▸ **Work item**: Your answer should consist of the lines in the following data that contain "JSON".

▸ **Records shown**:
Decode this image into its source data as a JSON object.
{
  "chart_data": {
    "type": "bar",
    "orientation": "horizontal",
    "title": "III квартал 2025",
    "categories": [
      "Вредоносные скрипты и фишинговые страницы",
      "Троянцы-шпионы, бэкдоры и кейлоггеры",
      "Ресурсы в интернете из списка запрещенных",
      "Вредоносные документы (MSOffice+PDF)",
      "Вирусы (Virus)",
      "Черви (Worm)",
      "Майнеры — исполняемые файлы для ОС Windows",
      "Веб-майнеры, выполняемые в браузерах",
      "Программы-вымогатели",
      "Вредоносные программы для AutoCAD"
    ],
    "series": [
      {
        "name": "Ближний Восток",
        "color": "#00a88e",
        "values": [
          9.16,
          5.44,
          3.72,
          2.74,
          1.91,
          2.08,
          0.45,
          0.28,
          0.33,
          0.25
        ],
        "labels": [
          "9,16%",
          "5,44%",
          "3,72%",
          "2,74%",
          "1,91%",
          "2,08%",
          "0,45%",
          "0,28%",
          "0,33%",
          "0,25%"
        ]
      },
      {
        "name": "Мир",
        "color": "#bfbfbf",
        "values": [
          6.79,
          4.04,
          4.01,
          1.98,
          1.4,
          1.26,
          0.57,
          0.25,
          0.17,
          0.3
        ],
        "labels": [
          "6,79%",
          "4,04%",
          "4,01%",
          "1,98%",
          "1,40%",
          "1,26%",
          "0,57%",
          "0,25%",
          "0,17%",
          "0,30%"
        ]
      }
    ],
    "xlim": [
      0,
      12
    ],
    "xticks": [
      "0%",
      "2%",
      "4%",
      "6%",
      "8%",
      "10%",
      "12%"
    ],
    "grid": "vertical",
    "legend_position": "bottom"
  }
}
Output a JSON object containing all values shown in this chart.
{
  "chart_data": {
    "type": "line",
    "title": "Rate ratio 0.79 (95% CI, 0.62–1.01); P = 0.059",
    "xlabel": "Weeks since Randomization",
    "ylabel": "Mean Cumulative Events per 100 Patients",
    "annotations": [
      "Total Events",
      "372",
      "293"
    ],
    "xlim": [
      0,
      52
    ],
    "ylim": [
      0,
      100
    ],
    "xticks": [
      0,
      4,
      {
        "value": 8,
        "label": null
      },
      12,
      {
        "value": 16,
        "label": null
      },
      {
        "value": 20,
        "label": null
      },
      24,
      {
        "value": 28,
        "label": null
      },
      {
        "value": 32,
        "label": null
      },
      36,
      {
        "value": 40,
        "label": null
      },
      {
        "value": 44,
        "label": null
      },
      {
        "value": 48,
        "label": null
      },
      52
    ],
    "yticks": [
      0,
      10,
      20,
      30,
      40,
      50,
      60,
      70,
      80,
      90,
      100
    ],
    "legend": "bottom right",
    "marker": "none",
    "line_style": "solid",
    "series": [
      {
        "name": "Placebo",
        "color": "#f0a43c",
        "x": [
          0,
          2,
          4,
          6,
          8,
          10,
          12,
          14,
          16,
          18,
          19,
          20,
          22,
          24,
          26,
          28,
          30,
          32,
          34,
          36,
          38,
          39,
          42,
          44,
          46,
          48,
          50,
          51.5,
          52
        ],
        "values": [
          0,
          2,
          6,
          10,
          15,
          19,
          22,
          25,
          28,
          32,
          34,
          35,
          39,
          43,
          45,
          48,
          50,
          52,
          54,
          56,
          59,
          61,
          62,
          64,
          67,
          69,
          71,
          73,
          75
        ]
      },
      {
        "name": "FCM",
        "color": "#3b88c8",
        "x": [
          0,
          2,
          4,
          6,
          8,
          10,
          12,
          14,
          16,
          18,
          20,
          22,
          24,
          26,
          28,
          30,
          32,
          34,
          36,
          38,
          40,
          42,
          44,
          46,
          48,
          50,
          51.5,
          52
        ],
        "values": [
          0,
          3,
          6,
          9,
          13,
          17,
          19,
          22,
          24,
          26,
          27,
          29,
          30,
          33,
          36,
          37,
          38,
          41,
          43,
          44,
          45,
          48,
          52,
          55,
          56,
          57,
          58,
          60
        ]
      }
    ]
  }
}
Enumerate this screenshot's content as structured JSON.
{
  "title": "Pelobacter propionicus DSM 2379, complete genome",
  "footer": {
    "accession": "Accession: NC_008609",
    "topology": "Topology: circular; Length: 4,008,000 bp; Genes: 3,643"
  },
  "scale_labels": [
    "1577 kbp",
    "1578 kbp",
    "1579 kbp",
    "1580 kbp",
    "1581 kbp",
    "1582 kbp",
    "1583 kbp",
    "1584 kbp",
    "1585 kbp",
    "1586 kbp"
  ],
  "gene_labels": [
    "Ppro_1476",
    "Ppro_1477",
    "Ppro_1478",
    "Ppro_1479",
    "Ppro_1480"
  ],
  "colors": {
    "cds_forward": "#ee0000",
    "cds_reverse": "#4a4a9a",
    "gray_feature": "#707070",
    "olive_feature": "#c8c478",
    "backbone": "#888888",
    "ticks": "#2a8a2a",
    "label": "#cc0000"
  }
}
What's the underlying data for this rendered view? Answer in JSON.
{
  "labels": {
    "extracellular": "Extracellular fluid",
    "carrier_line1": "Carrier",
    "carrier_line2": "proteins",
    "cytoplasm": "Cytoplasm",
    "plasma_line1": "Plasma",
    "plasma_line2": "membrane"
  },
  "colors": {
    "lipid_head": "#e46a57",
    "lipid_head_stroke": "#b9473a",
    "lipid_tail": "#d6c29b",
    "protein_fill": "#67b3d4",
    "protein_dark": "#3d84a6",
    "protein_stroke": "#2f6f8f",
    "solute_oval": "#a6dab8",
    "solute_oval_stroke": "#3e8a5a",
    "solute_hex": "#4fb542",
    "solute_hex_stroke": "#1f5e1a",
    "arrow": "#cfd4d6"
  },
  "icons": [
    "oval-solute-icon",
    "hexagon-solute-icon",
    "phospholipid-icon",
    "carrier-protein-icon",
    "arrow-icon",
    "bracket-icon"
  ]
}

▸ **Answer for the task**:
Decode this image into its source data as a JSON object.
Output a JSON object containing all values shown in this chart.
Enumerate this screenshot's content as structured JSON.
What's the underlying data for this rendered view? Answer in JSON.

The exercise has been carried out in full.